→ **Objective**:
Only lines holding the string "region" are wanted; copy each one from the material.

→ **Excerpts from a figure dataset**:
========

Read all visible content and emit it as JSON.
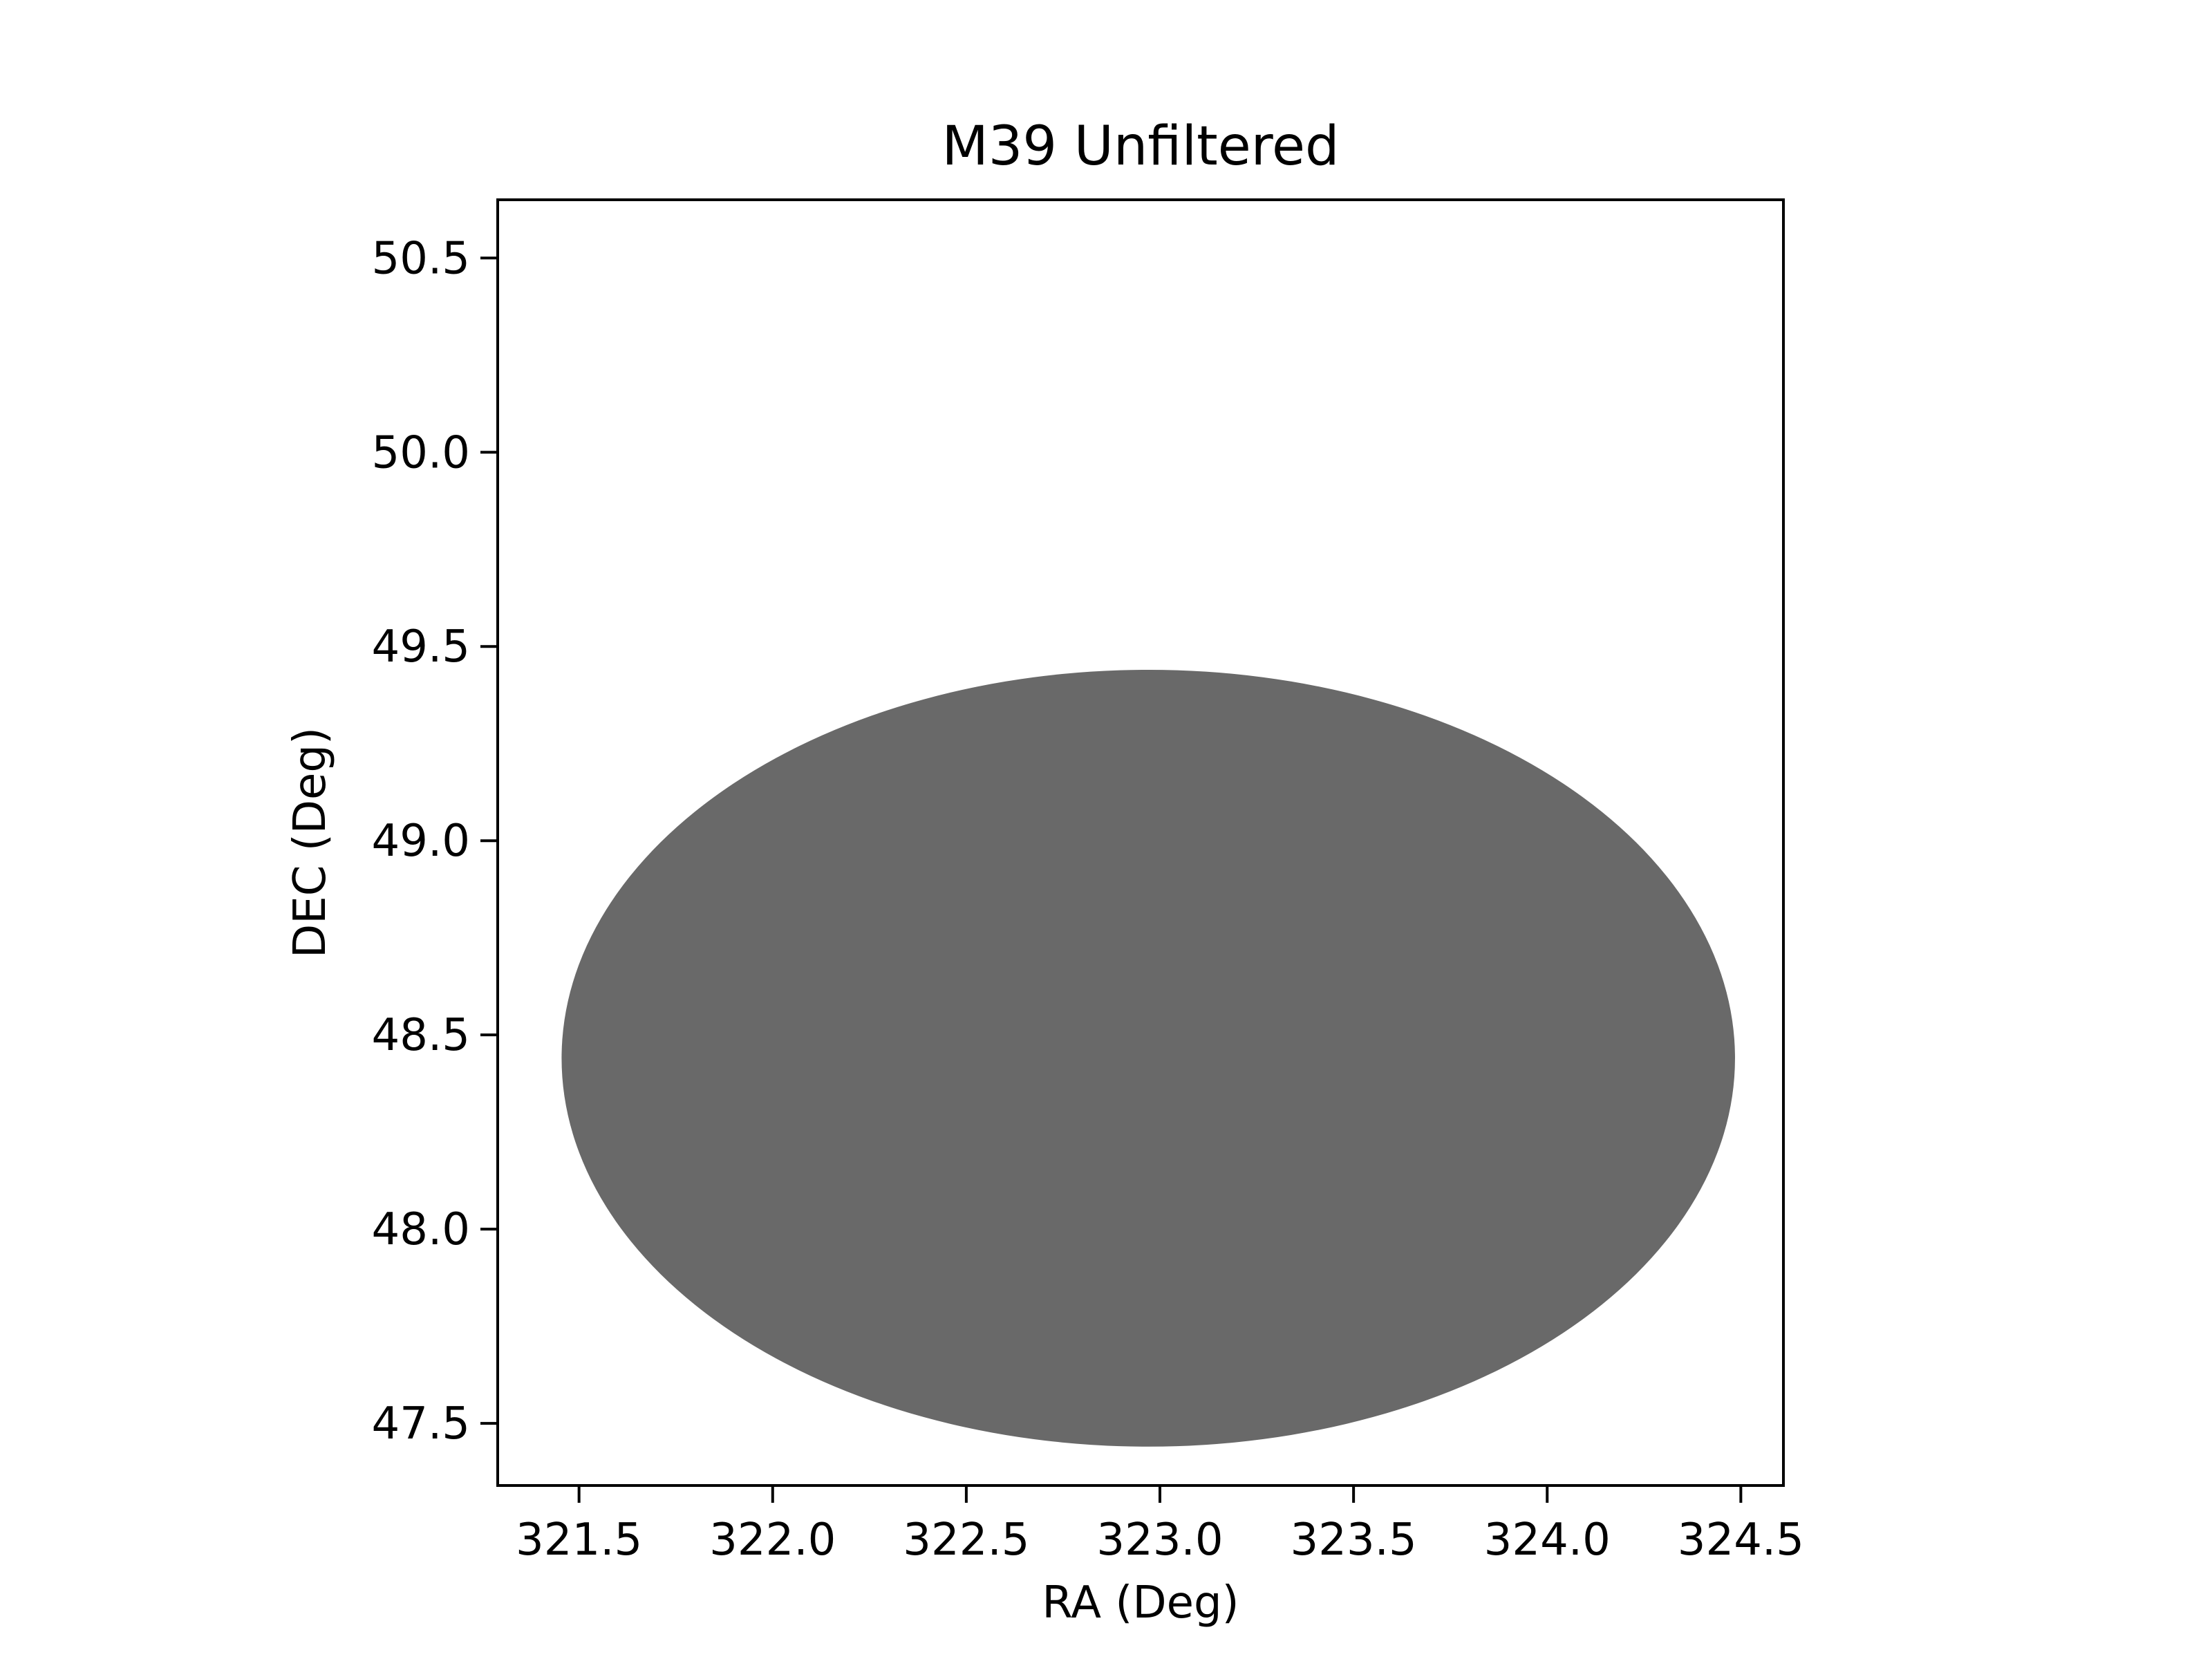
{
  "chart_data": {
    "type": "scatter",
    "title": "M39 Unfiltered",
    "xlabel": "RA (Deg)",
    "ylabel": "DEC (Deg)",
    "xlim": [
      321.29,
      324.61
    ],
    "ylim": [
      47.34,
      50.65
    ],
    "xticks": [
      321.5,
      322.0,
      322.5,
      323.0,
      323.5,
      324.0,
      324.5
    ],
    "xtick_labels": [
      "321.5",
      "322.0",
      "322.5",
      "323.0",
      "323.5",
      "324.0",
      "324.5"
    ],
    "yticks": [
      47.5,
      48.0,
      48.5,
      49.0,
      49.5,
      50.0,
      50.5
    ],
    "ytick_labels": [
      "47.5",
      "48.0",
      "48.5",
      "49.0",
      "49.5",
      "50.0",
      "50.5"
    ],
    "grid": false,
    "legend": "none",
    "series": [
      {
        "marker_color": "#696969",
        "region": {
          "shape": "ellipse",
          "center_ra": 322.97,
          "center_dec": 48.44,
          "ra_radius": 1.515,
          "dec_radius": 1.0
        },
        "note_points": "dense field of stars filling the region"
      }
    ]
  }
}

========

→ **Final result**:
        "region": {
        "note_points": "dense field of stars filling the region"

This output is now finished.